**Objective:**
From the listing below, pull out the lines that hold "Shift".

**Given information:**
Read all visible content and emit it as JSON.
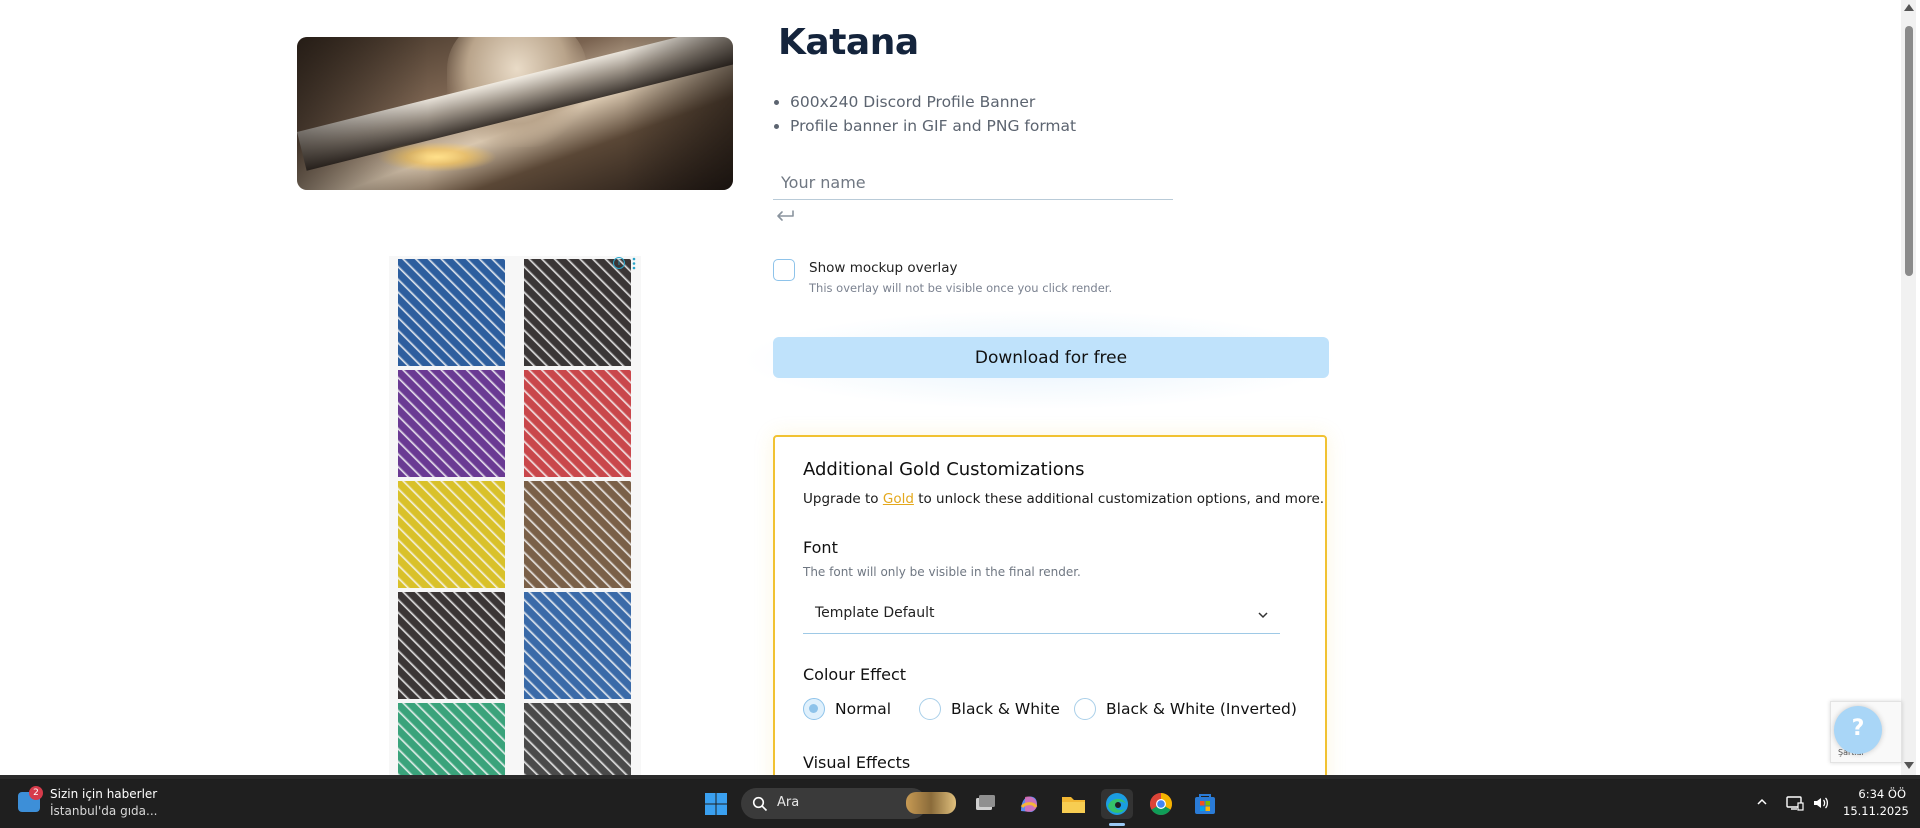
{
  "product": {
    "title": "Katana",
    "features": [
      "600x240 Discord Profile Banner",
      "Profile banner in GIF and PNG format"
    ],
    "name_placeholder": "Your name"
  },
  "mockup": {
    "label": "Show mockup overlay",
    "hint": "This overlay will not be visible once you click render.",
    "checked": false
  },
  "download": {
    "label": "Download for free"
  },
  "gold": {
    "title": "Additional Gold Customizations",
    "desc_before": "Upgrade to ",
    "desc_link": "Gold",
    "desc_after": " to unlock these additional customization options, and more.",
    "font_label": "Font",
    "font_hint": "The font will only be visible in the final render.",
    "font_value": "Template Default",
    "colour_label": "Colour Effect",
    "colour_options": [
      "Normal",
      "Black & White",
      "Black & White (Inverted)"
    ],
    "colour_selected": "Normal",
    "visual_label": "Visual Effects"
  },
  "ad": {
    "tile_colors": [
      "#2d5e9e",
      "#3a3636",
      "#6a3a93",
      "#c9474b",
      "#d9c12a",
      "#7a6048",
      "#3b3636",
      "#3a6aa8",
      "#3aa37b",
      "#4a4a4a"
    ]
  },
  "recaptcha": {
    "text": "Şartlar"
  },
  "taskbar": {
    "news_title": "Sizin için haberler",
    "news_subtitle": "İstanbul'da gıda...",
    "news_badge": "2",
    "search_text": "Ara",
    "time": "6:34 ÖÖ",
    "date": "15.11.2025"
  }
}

--

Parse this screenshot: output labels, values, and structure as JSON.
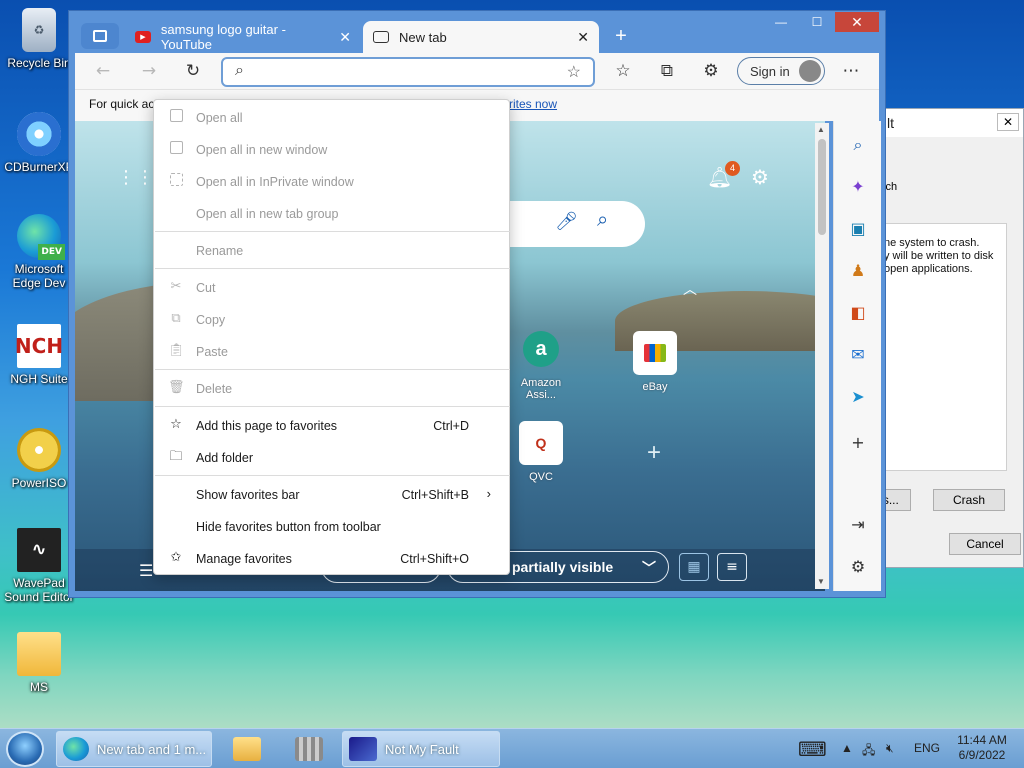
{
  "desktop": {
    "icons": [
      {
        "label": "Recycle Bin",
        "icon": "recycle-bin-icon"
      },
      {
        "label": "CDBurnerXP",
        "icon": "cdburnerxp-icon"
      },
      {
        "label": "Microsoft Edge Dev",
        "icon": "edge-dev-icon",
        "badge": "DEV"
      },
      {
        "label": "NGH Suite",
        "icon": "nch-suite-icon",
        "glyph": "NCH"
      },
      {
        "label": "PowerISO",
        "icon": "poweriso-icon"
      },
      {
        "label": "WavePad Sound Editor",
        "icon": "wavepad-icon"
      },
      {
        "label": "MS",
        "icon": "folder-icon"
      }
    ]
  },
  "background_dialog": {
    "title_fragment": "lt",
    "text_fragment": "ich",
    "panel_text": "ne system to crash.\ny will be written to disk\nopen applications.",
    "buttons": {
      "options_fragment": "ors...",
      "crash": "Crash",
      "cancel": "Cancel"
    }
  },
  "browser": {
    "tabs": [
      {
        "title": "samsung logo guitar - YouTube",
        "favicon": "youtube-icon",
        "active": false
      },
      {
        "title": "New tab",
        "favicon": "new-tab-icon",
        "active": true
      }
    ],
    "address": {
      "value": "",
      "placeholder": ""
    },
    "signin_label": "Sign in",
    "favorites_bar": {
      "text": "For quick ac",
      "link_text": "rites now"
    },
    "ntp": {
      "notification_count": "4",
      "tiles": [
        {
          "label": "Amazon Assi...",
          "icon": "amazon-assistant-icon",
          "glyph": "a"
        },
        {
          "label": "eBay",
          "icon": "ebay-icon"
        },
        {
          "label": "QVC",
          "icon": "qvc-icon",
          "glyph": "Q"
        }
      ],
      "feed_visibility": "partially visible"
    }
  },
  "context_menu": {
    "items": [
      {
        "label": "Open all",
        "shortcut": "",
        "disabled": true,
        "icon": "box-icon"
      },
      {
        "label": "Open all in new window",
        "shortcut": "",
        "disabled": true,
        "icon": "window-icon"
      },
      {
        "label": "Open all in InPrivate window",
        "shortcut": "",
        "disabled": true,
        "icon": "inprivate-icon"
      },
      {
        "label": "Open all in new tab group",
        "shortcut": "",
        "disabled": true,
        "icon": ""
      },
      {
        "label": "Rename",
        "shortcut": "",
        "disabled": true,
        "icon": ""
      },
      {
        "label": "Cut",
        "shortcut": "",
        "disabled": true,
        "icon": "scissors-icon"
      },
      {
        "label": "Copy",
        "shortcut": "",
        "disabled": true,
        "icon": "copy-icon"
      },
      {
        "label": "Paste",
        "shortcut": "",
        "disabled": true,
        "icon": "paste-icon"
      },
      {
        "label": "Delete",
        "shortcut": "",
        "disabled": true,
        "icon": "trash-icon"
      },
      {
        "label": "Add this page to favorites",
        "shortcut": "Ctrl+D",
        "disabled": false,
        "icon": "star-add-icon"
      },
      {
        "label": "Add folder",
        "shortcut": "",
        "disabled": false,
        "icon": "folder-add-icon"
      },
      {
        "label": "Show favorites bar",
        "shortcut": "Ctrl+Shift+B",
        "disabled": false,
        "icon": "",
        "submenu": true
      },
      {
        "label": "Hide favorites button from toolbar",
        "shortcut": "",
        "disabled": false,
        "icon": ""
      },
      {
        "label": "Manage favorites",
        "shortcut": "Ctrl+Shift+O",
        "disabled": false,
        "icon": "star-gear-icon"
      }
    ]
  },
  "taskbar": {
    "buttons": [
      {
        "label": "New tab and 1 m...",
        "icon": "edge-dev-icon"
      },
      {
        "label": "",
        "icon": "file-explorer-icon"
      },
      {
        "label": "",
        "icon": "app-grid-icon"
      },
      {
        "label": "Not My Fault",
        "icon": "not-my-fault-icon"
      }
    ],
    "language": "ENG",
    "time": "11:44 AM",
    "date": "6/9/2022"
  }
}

**Final answer:**
        "shortcut": "Ctrl+Shift+B",
        "shortcut": "Ctrl+Shift+O",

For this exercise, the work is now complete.